A block of data:
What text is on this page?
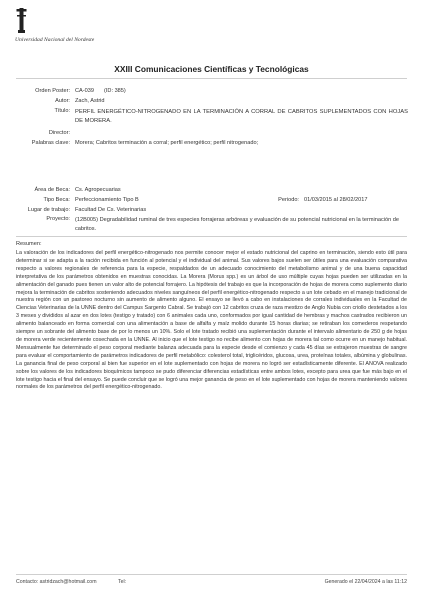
Universidad Nacional del Nordeste
XXIII Comunicaciones Científicas y Tecnológicas
Orden Poster: CA-039 (ID: 385)
Autor: Zach, Astrid
Título: PERFIL ENERGÉTICO-NITROGENADO EN LA TERMINACIÓN A CORRAL DE CABRITOS SUPLEMENTADOS CON HOJAS DE MORERA.
Director:
Palabras clave: Morera; Cabritos terminación a corral; perfil energético; perfil nitrogenado;
Área de Beca: Cs. Agropecuarias
Tipo Beca: Perfeccionamiento Tipo B	Periodo: 01/03/2015 al 28/02/2017
Lugar de trabajo: Facultad De Cs. Veterinarias
Proyecto: (12B005) Degradabilidad ruminal de tres especies forrajeras arbóreas y evaluación de su potencial nutricional en la terminación de cabritos.
Resumen:
La valoración de los indicadores del perfil energético-nitrogenado nos permite conocer mejor el estado nutricional del caprino en terminación, siendo esto útil para determinar si se adapta a la ración recibida en función al potencial y el individual del animal. Sus valores bajos suelen ser útiles para una evaluación comparativa respecto a valores regionales de referencia para la especie, respaldados de un adecuado conocimiento del metabolismo animal y de una buena capacidad interpretativa de los parámetros obtenidos en muestras conocidas. La Morera (Morus spp.) es un árbol de uso múltiple cuyas hojas pueden ser utilizadas en la alimentación del ganado pues tienen un valor alto de potencial forrajero. La hipótesis del trabajo es que la incorporación de hojas de morera como suplemento diario mejora la terminación de cabritos sosteniendo adecuados niveles sanguíneos del perfil energético-nitrogenado respecto a un lote cebado en el manejo tradicional de nuestra región con un pastoreo nocturno sin aumento de alimento alguno. El ensayo se llevó a cabo en instalaciones de corrales individuales en la Facultad de Ciencias Veterinarias de la UNNE dentro del Campus Sargento Cabral. Se trabajó con 12 cabritos cruza de raza mestizo de Anglo Nubia con criollo destetados a los 3 meses y divididos al azar en dos lotes (testigo y tratado) con 6 animales cada uno, conformados por igual cantidad de hembras y machos castrados recibieron un alimento balanceado en forma comercial con una alimentación a base de alfalfa y maíz molido durante 15 horas diarias; se retiraban los comederos respetando siempre un sobrante del alimento base de por lo menos un 10%. Solo el lote tratado recibió una suplementación durante el intervalo alimentario de 250 g de hojas de morera verde recientemente cosechada en la UNNE. Al inicio que el lote testigo no recibe alimento con hojas de morera tal como ocurre en un manejo habitual. Mensualmente fue determinado el peso corporal mediante balanza adecuada para la especie desde el comienzo y cada 45 días se extrajeron muestras de sangre para evaluar el comportamiento de parámetros indicadores de perfil metabólico: colesterol total, triglicéridos, glucosa, urea, proteínas totales, albúmina y globulinas. La ganancia final de peso corporal al bien fue superior en el lote suplementado con hojas de morera no logró ser estadísticamente diferente. El ANOVA realizado sobre los valores de los indicadores bioquímicos tampoco se pudo diferenciar diferencias estadísticas entre ambos lotes, excepto para urea que fue más bajo en el lote testigo hacia el final del ensayo. Se puede concluir que se logró una mejor ganancia de peso en el lote suplementado con hojas de morera manteniendo valores normales de los parámetros del perfil energético-nitrogenado.
Contacto: astridzach@hotmail.com	Tel:	Generado el 22/04/2024 a las 11:12
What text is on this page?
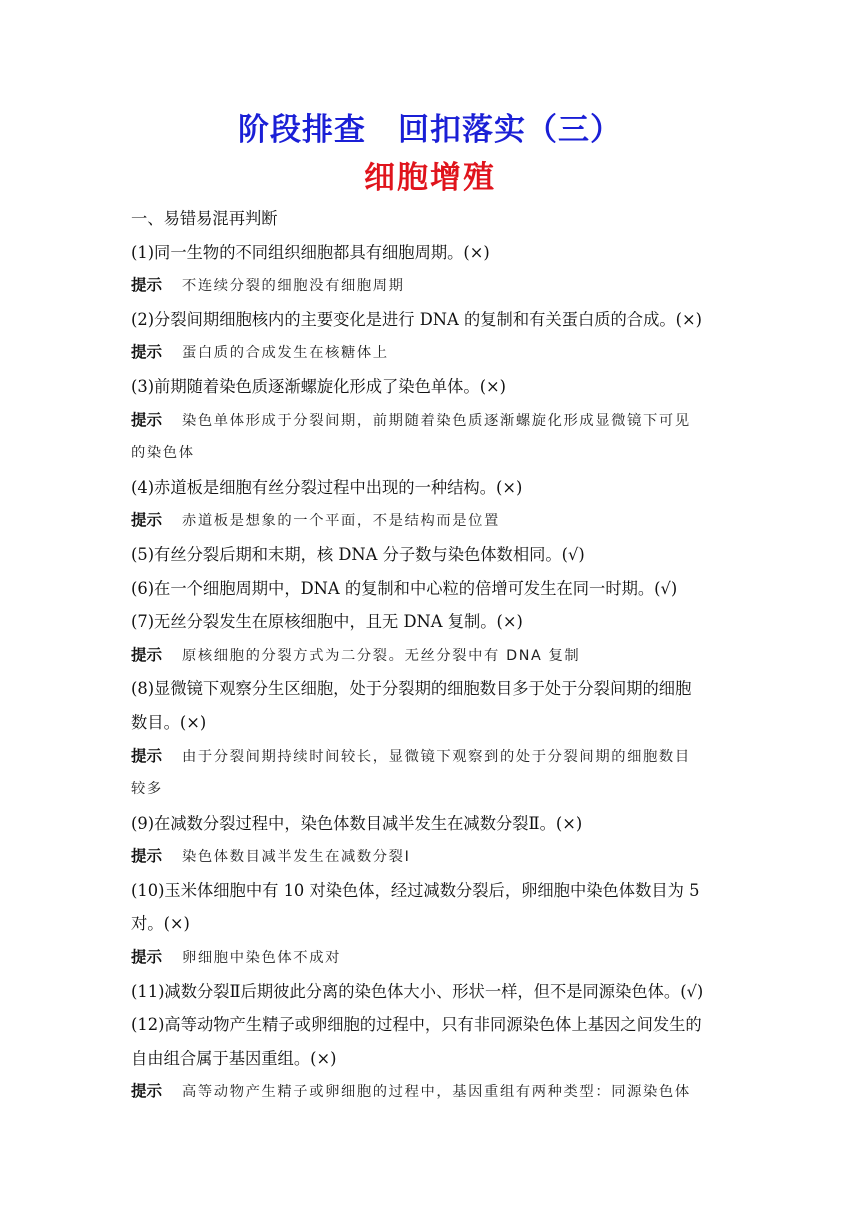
阶段排查　回扣落实（三）
细胞增殖
一、易错易混再判断
(1)同一生物的不同组织细胞都具有细胞周期。(×)
提示 不连续分裂的细胞没有细胞周期
(2)分裂间期细胞核内的主要变化是进行 DNA 的复制和有关蛋白质的合成。(×)
提示 蛋白质的合成发生在核糖体上
(3)前期随着染色质逐渐螺旋化形成了染色单体。(×)
提示 染色单体形成于分裂间期，前期随着染色质逐渐螺旋化形成显微镜下可见
的染色体
(4)赤道板是细胞有丝分裂过程中出现的一种结构。(×)
提示 赤道板是想象的一个平面，不是结构而是位置
(5)有丝分裂后期和末期，核 DNA 分子数与染色体数相同。(√)
(6)在一个细胞周期中，DNA 的复制和中心粒的倍增可发生在同一时期。(√)
(7)无丝分裂发生在原核细胞中，且无 DNA 复制。(×)
提示 原核细胞的分裂方式为二分裂。无丝分裂中有 DNA 复制
(8)显微镜下观察分生区细胞，处于分裂期的细胞数目多于处于分裂间期的细胞
数目。(×)
提示 由于分裂间期持续时间较长，显微镜下观察到的处于分裂间期的细胞数目
较多
(9)在减数分裂过程中，染色体数目减半发生在减数分裂Ⅱ。(×)
提示 染色体数目减半发生在减数分裂Ⅰ
(10)玉米体细胞中有 10 对染色体，经过减数分裂后，卵细胞中染色体数目为 5
对。(×)
提示 卵细胞中染色体不成对
(11)减数分裂Ⅱ后期彼此分离的染色体大小、形状一样，但不是同源染色体。(√)
(12)高等动物产生精子或卵细胞的过程中，只有非同源染色体上基因之间发生的
自由组合属于基因重组。(×)
提示 高等动物产生精子或卵细胞的过程中，基因重组有两种类型：同源染色体
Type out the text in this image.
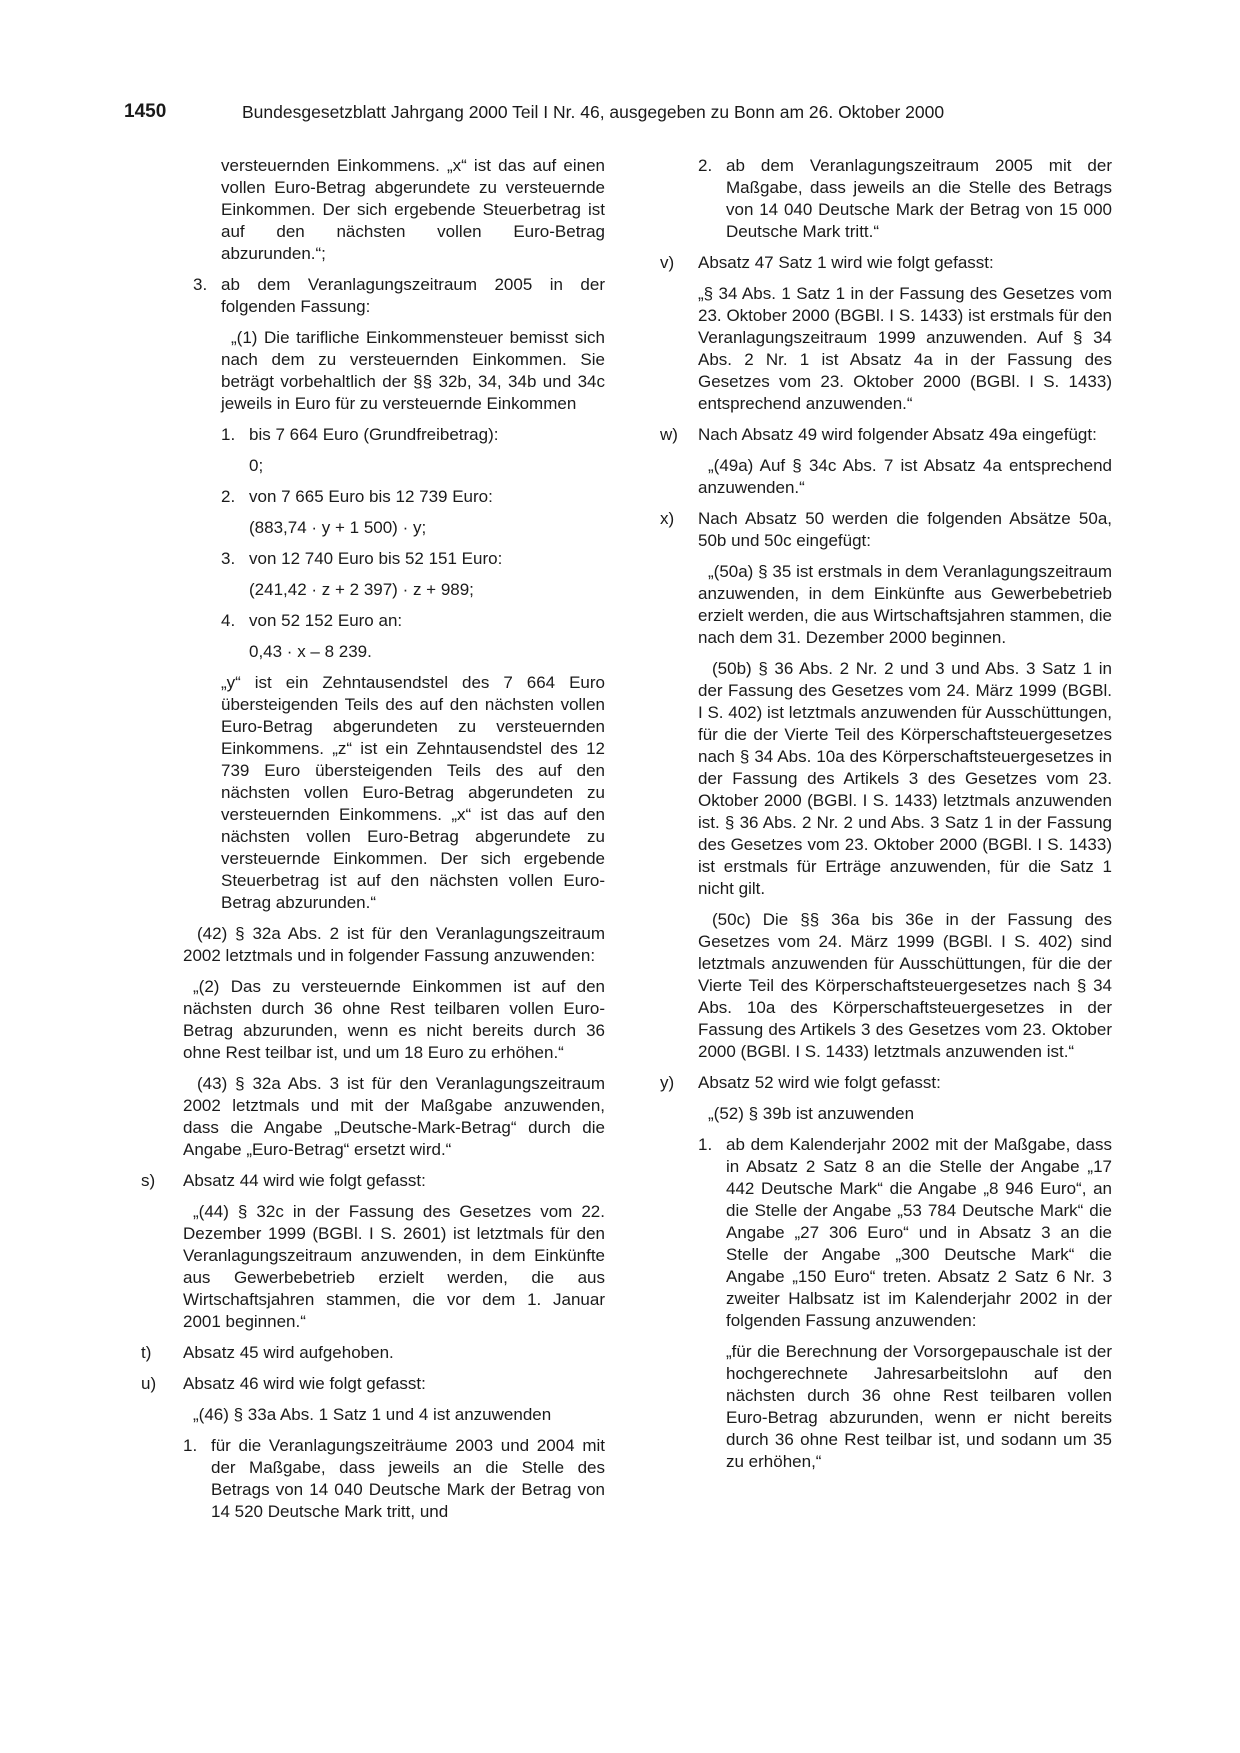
1450	Bundesgesetzblatt Jahrgang 2000 Teil I Nr. 46, ausgegeben zu Bonn am 26. Oktober 2000

versteuernden Einkommens. „x“ ist das auf einen vollen Euro-Betrag abgerundete zu versteuernde Einkommen. Der sich ergebende Steuerbetrag ist auf den nächsten vollen Euro-Betrag abzurunden.“;

3. ab dem Veranlagungszeitraum 2005 in der folgenden Fassung:

„(1) Die tarifliche Einkommensteuer bemisst sich nach dem zu versteuernden Einkommen. Sie beträgt vorbehaltlich der §§ 32b, 34, 34b und 34c jeweils in Euro für zu versteuernde Einkommen

1. bis 7 664 Euro (Grundfreibetrag):

0;

2. von 7 665 Euro bis 12 739 Euro:

(883,74 · y + 1 500) · y;

3. von 12 740 Euro bis 52 151 Euro:

(241,42 · z + 2 397) · z + 989;

4. von 52 152 Euro an:

0,43 · x – 8 239.

„y“ ist ein Zehntausendstel des 7 664 Euro übersteigenden Teils des auf den nächsten vollen Euro-Betrag abgerundeten zu versteuernden Einkommens. „z“ ist ein Zehntausendstel des 12 739 Euro übersteigenden Teils des auf den nächsten vollen Euro-Betrag abgerundeten zu versteuernden Einkommens. „x“ ist das auf den nächsten vollen Euro-Betrag abgerundete zu versteuernde Einkommen. Der sich ergebende Steuerbetrag ist auf den nächsten vollen Euro-Betrag abzurunden.“

(42) § 32a Abs. 2 ist für den Veranlagungszeitraum 2002 letztmals und in folgender Fassung anzuwenden:

„(2) Das zu versteuernde Einkommen ist auf den nächsten durch 36 ohne Rest teilbaren vollen Euro-Betrag abzurunden, wenn es nicht bereits durch 36 ohne Rest teilbar ist, und um 18 Euro zu erhöhen.“

(43) § 32a Abs. 3 ist für den Veranlagungszeitraum 2002 letztmals und mit der Maßgabe anzuwenden, dass die Angabe „Deutsche-Mark-Betrag“ durch die Angabe „Euro-Betrag“ ersetzt wird.“

s)	Absatz 44 wird wie folgt gefasst:

„(44) § 32c in der Fassung des Gesetzes vom 22. Dezember 1999 (BGBl. I S. 2601) ist letztmals für den Veranlagungszeitraum anzuwenden, in dem Einkünfte aus Gewerbebetrieb erzielt werden, die aus Wirtschaftsjahren stammen, die vor dem 1. Januar 2001 beginnen.“

t)	Absatz 45 wird aufgehoben.

u)	Absatz 46 wird wie folgt gefasst:

„(46) § 33a Abs. 1 Satz 1 und 4 ist anzuwenden

1. für die Veranlagungszeiträume 2003 und 2004 mit der Maßgabe, dass jeweils an die Stelle des Betrags von 14 040 Deutsche Mark der Betrag von 14 520 Deutsche Mark tritt, und

2. ab dem Veranlagungszeitraum 2005 mit der Maßgabe, dass jeweils an die Stelle des Betrags von 14 040 Deutsche Mark der Betrag von 15 000 Deutsche Mark tritt.“

v)	Absatz 47 Satz 1 wird wie folgt gefasst:

„§ 34 Abs. 1 Satz 1 in der Fassung des Gesetzes vom 23. Oktober 2000 (BGBl. I S. 1433) ist erstmals für den Veranlagungszeitraum 1999 anzuwenden. Auf § 34 Abs. 2 Nr. 1 ist Absatz 4a in der Fassung des Gesetzes vom 23. Oktober 2000 (BGBl. I S. 1433) entsprechend anzuwenden.“

w)	Nach Absatz 49 wird folgender Absatz 49a eingefügt:

„(49a) Auf § 34c Abs. 7 ist Absatz 4a entsprechend anzuwenden.“

x)	Nach Absatz 50 werden die folgenden Absätze 50a, 50b und 50c eingefügt:

„(50a) § 35 ist erstmals in dem Veranlagungszeitraum anzuwenden, in dem Einkünfte aus Gewerbebetrieb erzielt werden, die aus Wirtschaftsjahren stammen, die nach dem 31. Dezember 2000 beginnen.

(50b) § 36 Abs. 2 Nr. 2 und 3 und Abs. 3 Satz 1 in der Fassung des Gesetzes vom 24. März 1999 (BGBl. I S. 402) ist letztmals anzuwenden für Ausschüttungen, für die der Vierte Teil des Körperschaftsteuergesetzes nach § 34 Abs. 10a des Körperschaftsteuergesetzes in der Fassung des Artikels 3 des Gesetzes vom 23. Oktober 2000 (BGBl. I S. 1433) letztmals anzuwenden ist. § 36 Abs. 2 Nr. 2 und Abs. 3 Satz 1 in der Fassung des Gesetzes vom 23. Oktober 2000 (BGBl. I S. 1433) ist erstmals für Erträge anzuwenden, für die Satz 1 nicht gilt.

(50c) Die §§ 36a bis 36e in der Fassung des Gesetzes vom 24. März 1999 (BGBl. I S. 402) sind letztmals anzuwenden für Ausschüttungen, für die der Vierte Teil des Körperschaftsteuergesetzes nach § 34 Abs. 10a des Körperschaftsteuergesetzes in der Fassung des Artikels 3 des Gesetzes vom 23. Oktober 2000 (BGBl. I S. 1433) letztmals anzuwenden ist.“

y)	Absatz 52 wird wie folgt gefasst:

„(52) § 39b ist anzuwenden

1. ab dem Kalenderjahr 2002 mit der Maßgabe, dass in Absatz 2 Satz 8 an die Stelle der Angabe „17 442 Deutsche Mark“ die Angabe „8 946 Euro“, an die Stelle der Angabe „53 784 Deutsche Mark“ die Angabe „27 306 Euro“ und in Absatz 3 an die Stelle der Angabe „300 Deutsche Mark“ die Angabe „150 Euro“ treten. Absatz 2 Satz 6 Nr. 3 zweiter Halbsatz ist im Kalenderjahr 2002 in der folgenden Fassung anzuwenden:

„für die Berechnung der Vorsorgepauschale ist der hochgerechnete Jahresarbeitslohn auf den nächsten durch 36 ohne Rest teilbaren vollen Euro-Betrag abzurunden, wenn er nicht bereits durch 36 ohne Rest teilbar ist, und sodann um 35 zu erhöhen,“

Goal: Identify and copy all lines with the word "teilbar".

Exercise result:
„(2) Das zu versteuernde Einkommen ist auf den nächsten durch 36 ohne Rest teilbaren vollen Euro-Betrag abzurunden, wenn es nicht bereits durch 36 ohne Rest teilbar ist, und um 18 Euro zu erhöhen.“
„für die Berechnung der Vorsorgepauschale ist der hochgerechnete Jahresarbeitslohn auf den nächsten durch 36 ohne Rest teilbaren vollen Euro-Betrag abzurunden, wenn er nicht bereits durch 36 ohne Rest teilbar ist, und sodann um 35 zu erhöhen,“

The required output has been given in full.